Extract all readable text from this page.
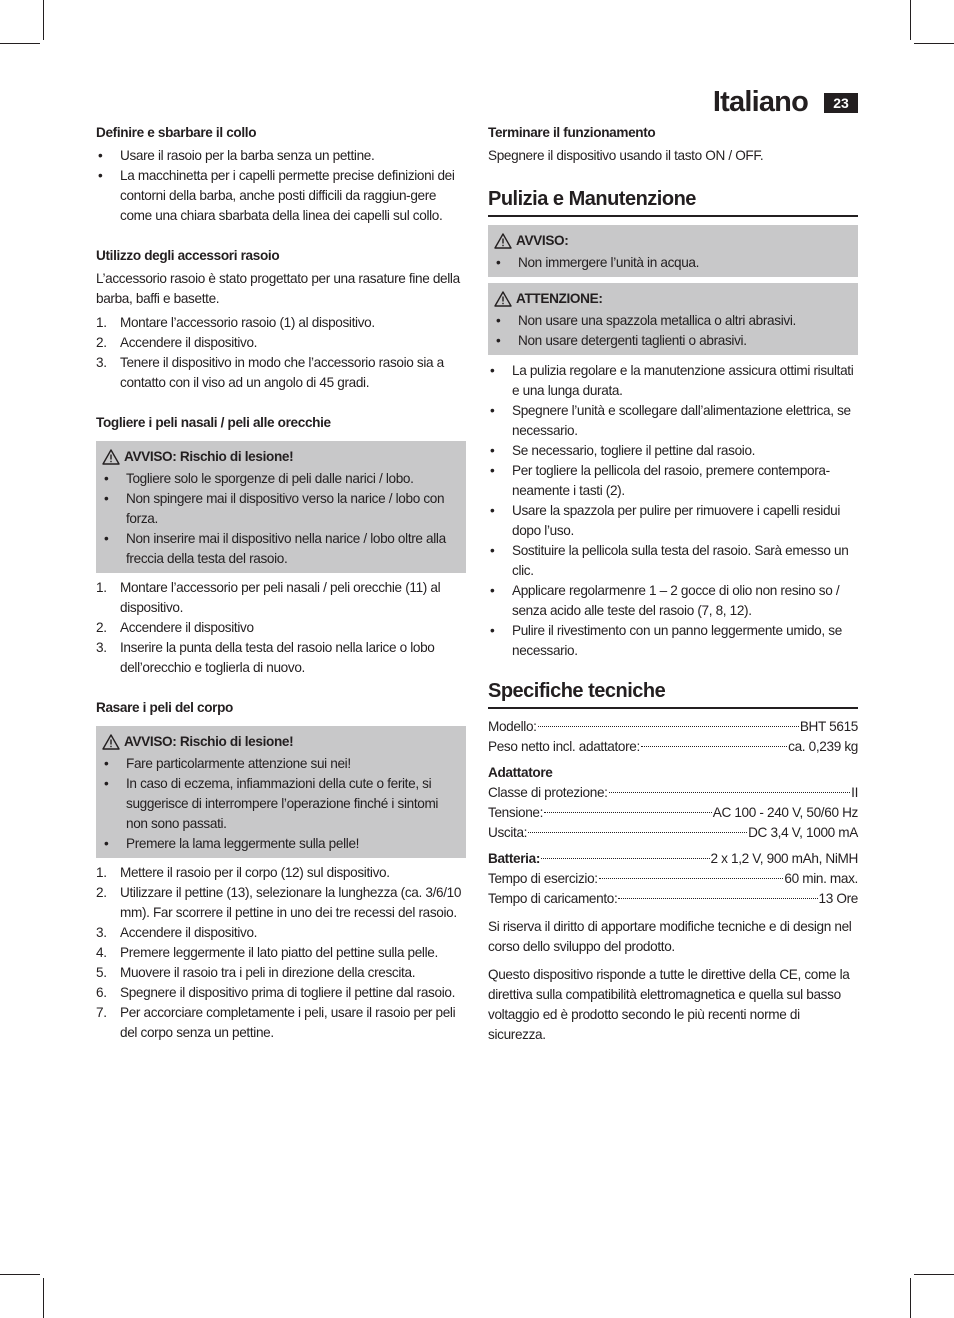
Italiano	23
Definire e sbarbare il collo
• Usare il rasoio per la barba senza un pettine.
• La macchinetta per i capelli permette precise definizioni dei contorni della barba, anche posti difficili da raggiun-gere come una chiara sbarbata della linea dei capelli sul collo.
Utilizzo degli accessori rasoio

L’accessorio rasoio è stato progettato per una rasature fine della barba, baffi e basette.

1. Montare l’accessorio rasoio (1) al dispositivo.
2. Accendere il dispositivo.
3. Tenere il dispositivo in modo che l’accessorio rasoio sia a contatto con il viso ad un angolo di 45 gradi.
Togliere i peli nasali / peli alle orecchie
AVVISO: Rischio di lesione!
• Togliere solo le sporgenze di peli dalle narici / lobo.
• Non spingere mai il dispositivo verso la narice / lobo con forza.
• Non inserire mai il dispositivo nella narice / lobo oltre alla freccia della testa del rasoio.
1. Montare l’accessorio per peli nasali / peli orecchie (11) al dispositivo.
2. Accendere il dispositivo
3. Inserire la punta della testa del rasoio nella larice o lobo dell’orecchio e toglierla di nuovo.
Rasare i peli del corpo
AVVISO: Rischio di lesione!
• Fare particolarmente attenzione sui nei!
• In caso di eczema, infiammazioni della cute o ferite, si suggerisce di interrompere l’operazione finché i sintomi non sono passati.
• Premere la lama leggermente sulla pelle!
1. Mettere il rasoio per il corpo (12) sul dispositivo.
2. Utilizzare il pettine (13), selezionare la lunghezza (ca. 3/6/10 mm). Far scorrere il pettine in uno dei tre recessi del rasoio.
3. Accendere il dispositivo.
4. Premere leggermente il lato piatto del pettine sulla pelle.
5. Muovere il rasoio tra i peli in direzione della crescita.
6. Spegnere il dispositivo prima di togliere il pettine dal rasoio.
7. Per accorciare completamente i peli, usare il rasoio per peli del corpo senza un pettine.
Terminare il funzionamento

Spegnere il dispositivo usando il tasto ON / OFF.

Pulizia e Manutenzione
AVVISO:
• Non immergere l’unità in acqua.
ATTENZIONE:
• Non usare una spazzola metallica o altri abrasivi.
• Non usare detergenti taglienti o abrasivi.
• La pulizia regolare e la manutenzione assicura ottimi risultati e una lunga durata.
• Spegnere l’unità e scollegare dall’alimentazione elettrica, se necessario.
• Se necessario, togliere il pettine dal rasoio.
• Per togliere la pellicola del rasoio, premere contempora-neamente i tasti (2).
• Usare la spazzola per pulire per rimuovere i capelli residui dopo l’uso.
• Sostituire la pellicola sulla testa del rasoio. Sarà emesso un clic.
• Applicare regolarmenre 1 – 2 gocce di olio non resino so / senza acido alle teste del rasoio (7, 8, 12).
• Pulire il rivestimento con un panno leggermente umido, se necessario.
Specifiche tecniche
Modello:	BHT 5615
Peso netto incl. adattatore:	ca. 0,239 kg
Adattatore
Classe di protezione:	II
Tensione:	AC 100 - 240 V, 50/60 Hz
Uscita:	DC 3,4 V, 1000 mA
Batteria:	2 x 1,2 V, 900 mAh, NiMH
Tempo di esercizio:	60 min. max.
Tempo di caricamento:	13 Ore

Si riserva il diritto di apportare modifiche tecniche e di design nel corso dello sviluppo del prodotto.

Questo dispositivo risponde a tutte le direttive della CE, come la direttiva sulla compatibilità elettromagnetica e quella sul basso voltaggio ed è prodotto secondo le più recenti norme di sicurezza.
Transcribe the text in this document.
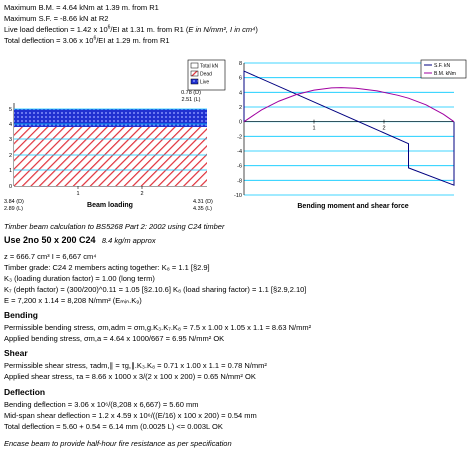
Maximum B.M. = 4.64 kNm at 1.39 m. from R1
Maximum S.F. = -8.66 kN at R2
Live load deflection = 1.42 x $10^6/EI$ at 1.31 m. from R1 (E in N/mm², I in cm⁴)
Total deflection = 3.06 x $10^6/EI$ at 1.29 m. from R1
5
4
3
2
1
0
1	2
0.78 (D)
2.51 (L)
3.84 (D)
2.89 (L)
4.31 (D)
4.35 (L)
Beam loading
Total kN
Dead
Live
8
6
4
2
0
-2
-4
-6
-8
-10
1	2
S.F. kN
B.M. kNm
Bending moment and shear force
Timber beam calculation to BS5268 Part 2: 2002 using C24 timber
Use 2no 50 x 200 C24 8.4 kg/m approx
z = 666.7 cm³ I = 6,667 cm⁴
Timber grade: C24 2 members acting together: K₈ = 1.1 [§2.9]
K₃ (loading duration factor) = 1.00 (long term)
K₇ (depth factor) = (300/200)^0.11 = 1.05 [§2.10.6] K₈ (load sharing factor) = 1.1 [§2.9,2.10]
E = 7,200 x 1.14 = 8,208 N/mm² (Eₘᵢₙ.K₉)
Bending
Permissible bending stress, σm,adm = σm,g.K₃.K₇.K₈ = 7.5 x 1.00 x 1.05 x 1.1 = 8.63 N/mm²
Applied bending stress, σm,a = 4.64 x 1000/667 = 6.95 N/mm² OK
Shear
Permissible shear stress, τadm,∥ = τg,∥.K₃.K₈ = 0.71 x 1.00 x 1.1 = 0.78 N/mm²
Applied shear stress, τa = 8.66 x 1000 x 3/(2 x 100 x 200) = 0.65 N/mm² OK
Deflection
Bending deflection = 3.06 x 10⁶/(8,208 x 6,667) = 5.60 mm
Mid-span shear deflection = 1.2 x 4.59 x 10⁶/((E/16) x 100 x 200) = 0.54 mm
Total deflection = 5.60 + 0.54 = 6.14 mm (0.0025 L) <= 0.003L OK
Encase beam to provide half-hour fire resistance as per specification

▬▬▬▬▬▬

**Job**
Reproduce the data word for word, excluding its pictures.

**Solution for this exercise**
Extract all readable text from this page.
Italiano	23
Definire e sbarbare il collo
• Usare il rasoio per la barba senza un pettine.
• La macchinetta per i capelli permette precise definizioni dei contorni della barba, anche posti difficili da raggiun-gere come una chiara sbarbata della linea dei capelli sul collo.
Utilizzo degli accessori rasoio

L’accessorio rasoio è stato progettato per una rasature fine della barba, baffi e basette.

1. Montare l’accessorio rasoio (1) al dispositivo.
2. Accendere il dispositivo.
3. Tenere il dispositivo in modo che l’accessorio rasoio sia a contatto con il viso ad un angolo di 45 gradi.
Togliere i peli nasali / peli alle orecchie
AVVISO: Rischio di lesione!
• Togliere solo le sporgenze di peli dalle narici / lobo.
• Non spingere mai il dispositivo verso la narice / lobo con forza.
• Non inserire mai il dispositivo nella narice / lobo oltre alla freccia della testa del rasoio.
1. Montare l’accessorio per peli nasali / peli orecchie (11) al dispositivo.
2. Accendere il dispositivo
3. Inserire la punta della testa del rasoio nella larice o lobo dell’orecchio e toglierla di nuovo.
Rasare i peli del corpo
AVVISO: Rischio di lesione!
• Fare particolarmente attenzione sui nei!
• In caso di eczema, infiammazioni della cute o ferite, si suggerisce di interrompere l’operazione finché i sintomi non sono passati.
• Premere la lama leggermente sulla pelle!
1. Mettere il rasoio per il corpo (12) sul dispositivo.
2. Utilizzare il pettine (13), selezionare la lunghezza (ca. 3/6/10 mm). Far scorrere il pettine in uno dei tre recessi del rasoio.
3. Accendere il dispositivo.
4. Premere leggermente il lato piatto del pettine sulla pelle.
5. Muovere il rasoio tra i peli in direzione della crescita.
6. Spegnere il dispositivo prima di togliere il pettine dal rasoio.
7. Per accorciare completamente i peli, usare il rasoio per peli del corpo senza un pettine.
Terminare il funzionamento

Spegnere il dispositivo usando il tasto ON / OFF.

Pulizia e Manutenzione
AVVISO:
• Non immergere l’unità in acqua.
ATTENZIONE:
• Non usare una spazzola metallica o altri abrasivi.
• Non usare detergenti taglienti o abrasivi.
• La pulizia regolare e la manutenzione assicura ottimi risultati e una lunga durata.
• Spegnere l’unità e scollegare dall’alimentazione elettrica, se necessario.
• Se necessario, togliere il pettine dal rasoio.
• Per togliere la pellicola del rasoio, premere contempora-neamente i tasti (2).
• Usare la spazzola per pulire per rimuovere i capelli residui dopo l’uso.
• Sostituire la pellicola sulla testa del rasoio. Sarà emesso un clic.
• Applicare regolarmenre 1 – 2 gocce di olio non resino so / senza acido alle teste del rasoio (7, 8, 12).
• Pulire il rivestimento con un panno leggermente umido, se necessario.
Specifiche tecniche
Modello:	BHT 5615
Peso netto incl. adattatore:	ca. 0,239 kg
Adattatore
Classe di protezione:	II
Tensione:	AC 100 - 240 V, 50/60 Hz
Uscita:	DC 3,4 V, 1000 mA
Batteria:	2 x 1,2 V, 900 mAh, NiMH
Tempo di esercizio:	60 min. max.
Tempo di caricamento:	13 Ore

Si riserva il diritto di apportare modifiche tecniche e di design nel corso dello sviluppo del prodotto.

Questo dispositivo risponde a tutte le direttive della CE, come la direttiva sulla compatibilità elettromagnetica e quella sul basso voltaggio ed è prodotto secondo le più recenti norme di sicurezza.
Transcribe the text in this document.
Maximum B.M. = 4.64 kNm at 1.39 m. from R1
Maximum S.F. = -8.66 kN at R2
Live load deflection = 1.42 x $10^6/EI$ at 1.31 m. from R1 (E in N/mm², I in cm⁴)
Total deflection = 3.06 x $10^6/EI$ at 1.29 m. from R1
5
4
3
2
1
0
1	2
0.78 (D)
2.51 (L)
3.84 (D)
2.89 (L)
4.31 (D)
4.35 (L)
Beam loading
Total kN
Dead
Live
8
6
4
2
0
-2
-4
-6
-8
-10
1	2
S.F. kN
B.M. kNm
Bending moment and shear force
Timber beam calculation to BS5268 Part 2: 2002 using C24 timber
Use 2no 50 x 200 C24 8.4 kg/m approx
z = 666.7 cm³ I = 6,667 cm⁴
Timber grade: C24 2 members acting together: K₈ = 1.1 [§2.9]
K₃ (loading duration factor) = 1.00 (long term)
K₇ (depth factor) = (300/200)^0.11 = 1.05 [§2.10.6] K₈ (load sharing factor) = 1.1 [§2.9,2.10]
E = 7,200 x 1.14 = 8,208 N/mm² (Eₘᵢₙ.K₉)
Bending
Permissible bending stress, σm,adm = σm,g.K₃.K₇.K₈ = 7.5 x 1.00 x 1.05 x 1.1 = 8.63 N/mm²
Applied bending stress, σm,a = 4.64 x 1000/667 = 6.95 N/mm² OK
Shear
Permissible shear stress, τadm,∥ = τg,∥.K₃.K₈ = 0.71 x 1.00 x 1.1 = 0.78 N/mm²
Applied shear stress, τa = 8.66 x 1000 x 3/(2 x 100 x 200) = 0.65 N/mm² OK
Deflection
Bending deflection = 3.06 x 10⁶/(8,208 x 6,667) = 5.60 mm
Mid-span shear deflection = 1.2 x 4.59 x 10⁶/((E/16) x 100 x 200) = 0.54 mm
Total deflection = 5.60 + 0.54 = 6.14 mm (0.0025 L) <= 0.003L OK
Encase beam to provide half-hour fire resistance as per specification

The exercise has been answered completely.